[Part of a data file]
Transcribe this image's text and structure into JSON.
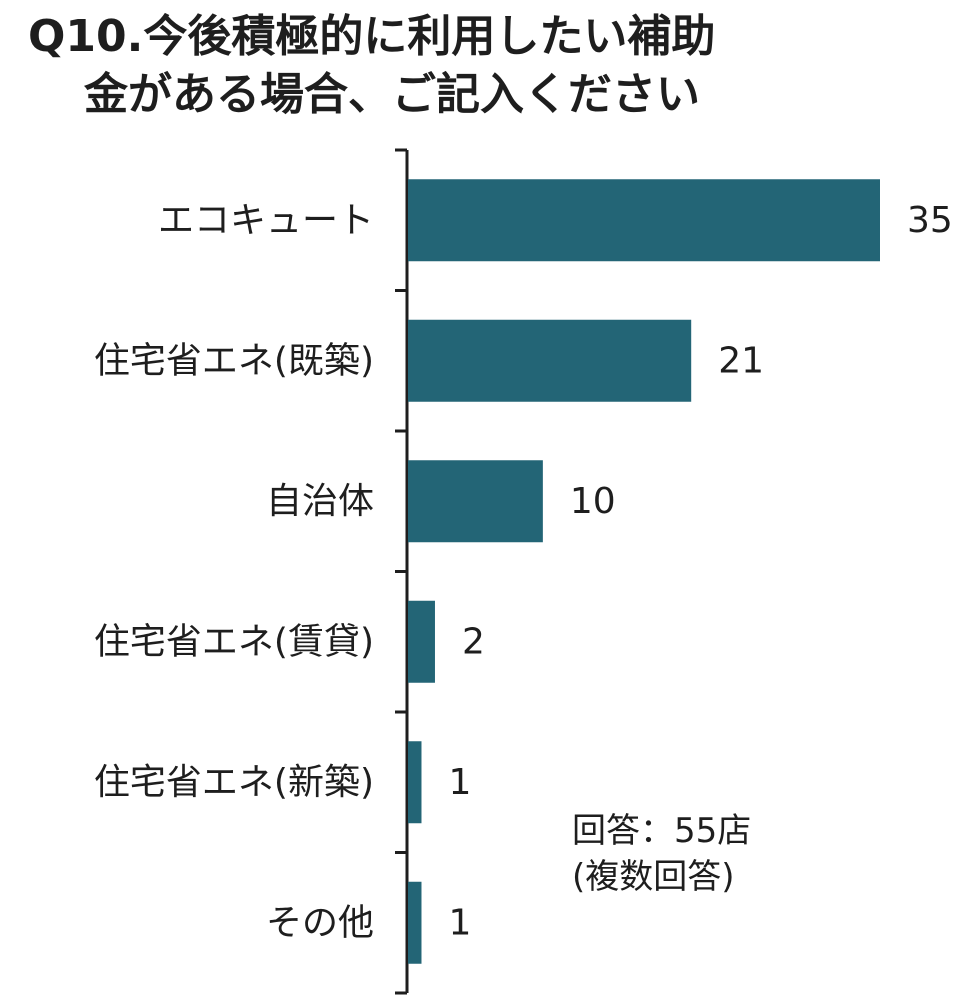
{
  "title_line1": "Q10.今後積極的に利用したい補助",
  "title_line2": "金がある場合、ご記入ください",
  "note_line1": "回答：55店",
  "note_line2": "(複数回答)",
  "bar_color": "#236576",
  "chart_data": {
    "type": "bar",
    "orientation": "horizontal",
    "categories": [
      "エコキュート",
      "住宅省エネ(既築)",
      "自治体",
      "住宅省エネ(賃貸)",
      "住宅省エネ(新築)",
      "その他"
    ],
    "values": [
      35,
      21,
      10,
      2,
      1,
      1
    ],
    "data_labels": [
      "35",
      "21",
      "10",
      "2",
      "1",
      "1"
    ],
    "xlim": [
      0,
      35
    ],
    "grid": false,
    "legend": "none"
  }
}
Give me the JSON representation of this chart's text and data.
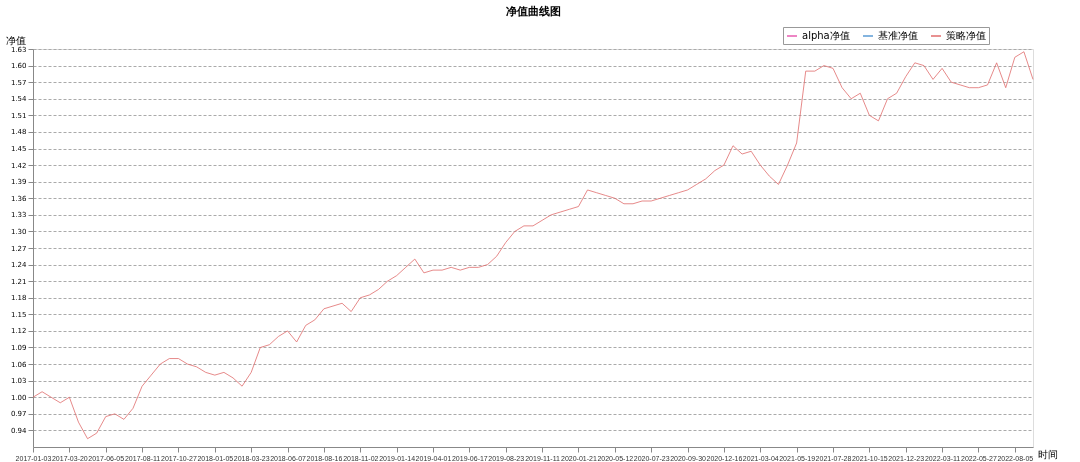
{
  "chart_data": {
    "type": "line",
    "title": "净值曲线图",
    "xlabel": "时间",
    "ylabel": "净值",
    "categories": [
      "2017-01-03",
      null,
      null,
      null,
      "2017-03-20",
      null,
      null,
      null,
      "2017-06-05",
      null,
      null,
      null,
      "2017-08-11",
      null,
      null,
      null,
      "2017-10-27",
      null,
      null,
      null,
      "2018-01-05",
      null,
      null,
      null,
      "2018-03-23",
      null,
      null,
      null,
      "2018-06-07",
      null,
      null,
      null,
      "2018-08-16",
      null,
      null,
      null,
      "2018-11-02",
      null,
      null,
      null,
      "2019-01-14",
      null,
      null,
      null,
      "2019-04-01",
      null,
      null,
      null,
      "2019-06-17",
      null,
      null,
      null,
      "2019-08-23",
      null,
      null,
      null,
      "2019-11-11",
      null,
      null,
      null,
      "2020-01-21",
      null,
      null,
      null,
      "2020-05-12",
      null,
      null,
      null,
      "2020-07-23",
      null,
      null,
      null,
      "2020-09-30",
      null,
      null,
      null,
      "2020-12-16",
      null,
      null,
      null,
      "2021-03-04",
      null,
      null,
      null,
      "2021-05-19",
      null,
      null,
      null,
      "2021-07-28",
      null,
      null,
      null,
      "2021-10-15",
      null,
      null,
      null,
      "2021-12-23",
      null,
      null,
      null,
      "2022-03-11",
      null,
      null,
      null,
      "2022-05-27",
      null,
      null,
      null,
      "2022-08-05",
      null,
      null
    ],
    "ylim": [
      0.91,
      1.63
    ],
    "yticks": [
      {
        "value": 0.94,
        "label": "0.94"
      },
      {
        "value": 0.97,
        "label": "0.97"
      },
      {
        "value": 1.0,
        "label": "1.00"
      },
      {
        "value": 1.03,
        "label": "1.03"
      },
      {
        "value": 1.06,
        "label": "1.06"
      },
      {
        "value": 1.09,
        "label": "1.09"
      },
      {
        "value": 1.12,
        "label": "1.12"
      },
      {
        "value": 1.15,
        "label": "1.15"
      },
      {
        "value": 1.18,
        "label": "1.18"
      },
      {
        "value": 1.21,
        "label": "1.21"
      },
      {
        "value": 1.24,
        "label": "1.24"
      },
      {
        "value": 1.27,
        "label": "1.27"
      },
      {
        "value": 1.3,
        "label": "1.30"
      },
      {
        "value": 1.33,
        "label": "1.33"
      },
      {
        "value": 1.36,
        "label": "1.36"
      },
      {
        "value": 1.39,
        "label": "1.39"
      },
      {
        "value": 1.42,
        "label": "1.42"
      },
      {
        "value": 1.45,
        "label": "1.45"
      },
      {
        "value": 1.48,
        "label": "1.48"
      },
      {
        "value": 1.51,
        "label": "1.51"
      },
      {
        "value": 1.54,
        "label": "1.54"
      },
      {
        "value": 1.57,
        "label": "1.57"
      },
      {
        "value": 1.6,
        "label": "1.60"
      },
      {
        "value": 1.63,
        "label": "1.63"
      }
    ],
    "grid": "y",
    "legend": "top right",
    "marker": "none",
    "line_style": "solid",
    "series": [
      {
        "name": "alpha净值",
        "color": "#e75cb0",
        "values": [
          null,
          null,
          null,
          null,
          null,
          null,
          null,
          null,
          null,
          null,
          null,
          null,
          null,
          null,
          null,
          null,
          null,
          null,
          null,
          null,
          null,
          null,
          null,
          null,
          null,
          null,
          null,
          null,
          null,
          null,
          null,
          null,
          null,
          null,
          null,
          null,
          null,
          null,
          null,
          null,
          null,
          null,
          null,
          null,
          null,
          null,
          null,
          null,
          null,
          null,
          null,
          null,
          null,
          null,
          null,
          null,
          null,
          null,
          null,
          null,
          null,
          null,
          null,
          null,
          null,
          null,
          null,
          null,
          null,
          null,
          null,
          null,
          null,
          null,
          null,
          null,
          null,
          null,
          null,
          null,
          null,
          null,
          null,
          null,
          null,
          null,
          null,
          null,
          null,
          null,
          null,
          null,
          null,
          null,
          null,
          null,
          null,
          null,
          null,
          null,
          null,
          null,
          null,
          null,
          null,
          null,
          null,
          null,
          null,
          null,
          null
        ]
      },
      {
        "name": "基准净值",
        "color": "#5b9bd5",
        "values": [
          null,
          null,
          null,
          null,
          null,
          null,
          null,
          null,
          null,
          null,
          null,
          null,
          null,
          null,
          null,
          null,
          null,
          null,
          null,
          null,
          null,
          null,
          null,
          null,
          null,
          null,
          null,
          null,
          null,
          null,
          null,
          null,
          null,
          null,
          null,
          null,
          null,
          null,
          null,
          null,
          null,
          null,
          null,
          null,
          null,
          null,
          null,
          null,
          null,
          null,
          null,
          null,
          null,
          null,
          null,
          null,
          null,
          null,
          null,
          null,
          null,
          null,
          null,
          null,
          null,
          null,
          null,
          null,
          null,
          null,
          null,
          null,
          null,
          null,
          null,
          null,
          null,
          null,
          null,
          null,
          null,
          null,
          null,
          null,
          null,
          null,
          null,
          null,
          null,
          null,
          null,
          null,
          null,
          null,
          null,
          null,
          null,
          null,
          null,
          null,
          null,
          null,
          null,
          null,
          null,
          null,
          null,
          null,
          null,
          null,
          null
        ]
      },
      {
        "name": "策略净值",
        "color": "#e06c6c",
        "values": [
          1.0,
          1.01,
          1.0,
          0.99,
          1.0,
          0.955,
          0.925,
          0.935,
          0.965,
          0.97,
          0.96,
          0.98,
          1.02,
          1.04,
          1.06,
          1.07,
          1.07,
          1.06,
          1.055,
          1.045,
          1.04,
          1.045,
          1.035,
          1.02,
          1.045,
          1.09,
          1.095,
          1.11,
          1.12,
          1.1,
          1.13,
          1.14,
          1.16,
          1.165,
          1.17,
          1.155,
          1.18,
          1.185,
          1.195,
          1.21,
          1.22,
          1.235,
          1.25,
          1.225,
          1.23,
          1.23,
          1.235,
          1.23,
          1.235,
          1.235,
          1.24,
          1.255,
          1.28,
          1.3,
          1.31,
          1.31,
          1.32,
          1.33,
          1.335,
          1.34,
          1.345,
          1.375,
          1.37,
          1.365,
          1.36,
          1.35,
          1.35,
          1.355,
          1.355,
          1.36,
          1.365,
          1.37,
          1.375,
          1.385,
          1.395,
          1.41,
          1.42,
          1.455,
          1.44,
          1.445,
          1.42,
          1.4,
          1.385,
          1.42,
          1.46,
          1.59,
          1.59,
          1.6,
          1.595,
          1.56,
          1.54,
          1.55,
          1.51,
          1.5,
          1.54,
          1.55,
          1.58,
          1.605,
          1.6,
          1.575,
          1.595,
          1.57,
          1.565,
          1.56,
          1.56,
          1.565,
          1.605,
          1.56,
          1.615,
          1.625,
          1.575
        ]
      }
    ]
  }
}
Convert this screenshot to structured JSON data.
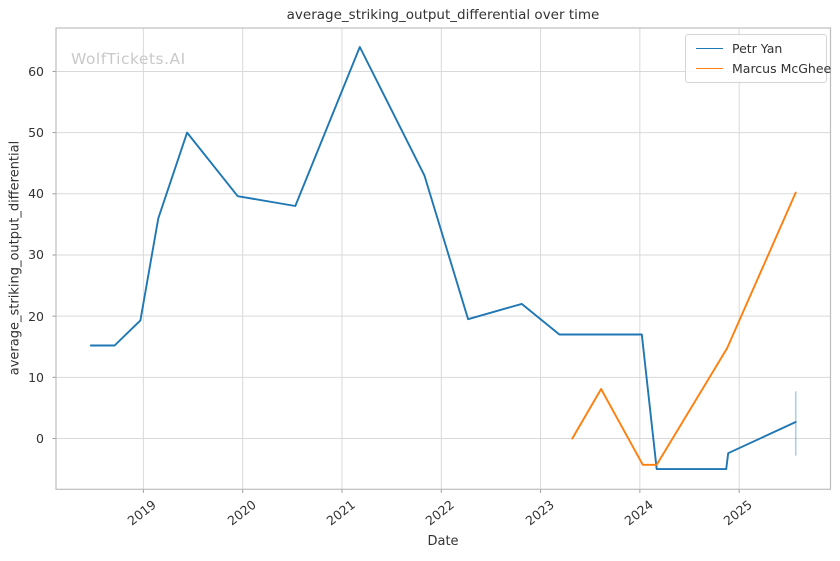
{
  "chart_data": {
    "type": "line",
    "title": "average_striking_output_differential over time",
    "xlabel": "Date",
    "ylabel": "average_striking_output_differential",
    "watermark": "WolfTickets.AI",
    "grid": true,
    "legend_position": "upper right",
    "xlim": [
      2018.12,
      2025.92
    ],
    "ylim": [
      -8.3,
      67.1
    ],
    "x_ticks": [
      {
        "value": 2019,
        "label": "2019"
      },
      {
        "value": 2020,
        "label": "2020"
      },
      {
        "value": 2021,
        "label": "2021"
      },
      {
        "value": 2022,
        "label": "2022"
      },
      {
        "value": 2023,
        "label": "2023"
      },
      {
        "value": 2024,
        "label": "2024"
      },
      {
        "value": 2025,
        "label": "2025"
      }
    ],
    "y_ticks": [
      {
        "value": 0,
        "label": "0"
      },
      {
        "value": 10,
        "label": "10"
      },
      {
        "value": 20,
        "label": "20"
      },
      {
        "value": 30,
        "label": "30"
      },
      {
        "value": 40,
        "label": "40"
      },
      {
        "value": 50,
        "label": "50"
      },
      {
        "value": 60,
        "label": "60"
      }
    ],
    "series": [
      {
        "name": "Petr Yan",
        "color": "#1f77b4",
        "x": [
          2018.47,
          2018.71,
          2018.97,
          2019.15,
          2019.44,
          2019.95,
          2020.53,
          2021.18,
          2021.83,
          2022.27,
          2022.81,
          2023.19,
          2024.02,
          2024.17,
          2024.87,
          2024.89,
          2025.57
        ],
        "y": [
          15.2,
          15.2,
          19.3,
          36,
          50,
          39.6,
          38,
          64,
          43,
          19.5,
          22,
          17,
          17,
          -5,
          -5,
          -2.4,
          2.7
        ]
      },
      {
        "name": "Marcus McGhee",
        "color": "#ff7f0e",
        "x": [
          2023.32,
          2023.61,
          2024.03,
          2024.17,
          2024.85,
          2024.88,
          2025.57
        ],
        "y": [
          0,
          8.1,
          -4.3,
          -4.3,
          14.0,
          14.8,
          40.2
        ]
      }
    ],
    "error_bar": {
      "series": "Petr Yan",
      "x": 2025.57,
      "y_low": -2.8,
      "y_high": 7.7,
      "color": "rgba(31,119,180,0.35)"
    },
    "colors": {
      "grid": "#d9d9d9",
      "spine": "#bdbdbd",
      "tick": "#9a9a9a",
      "text": "#333333",
      "watermark": "#c9c9c9"
    }
  }
}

# [Written exercise]
All lines above with "watermark" in them should be returned.

# [The solution]
    "watermark": "WolfTickets.AI",
      "watermark": "#c9c9c9"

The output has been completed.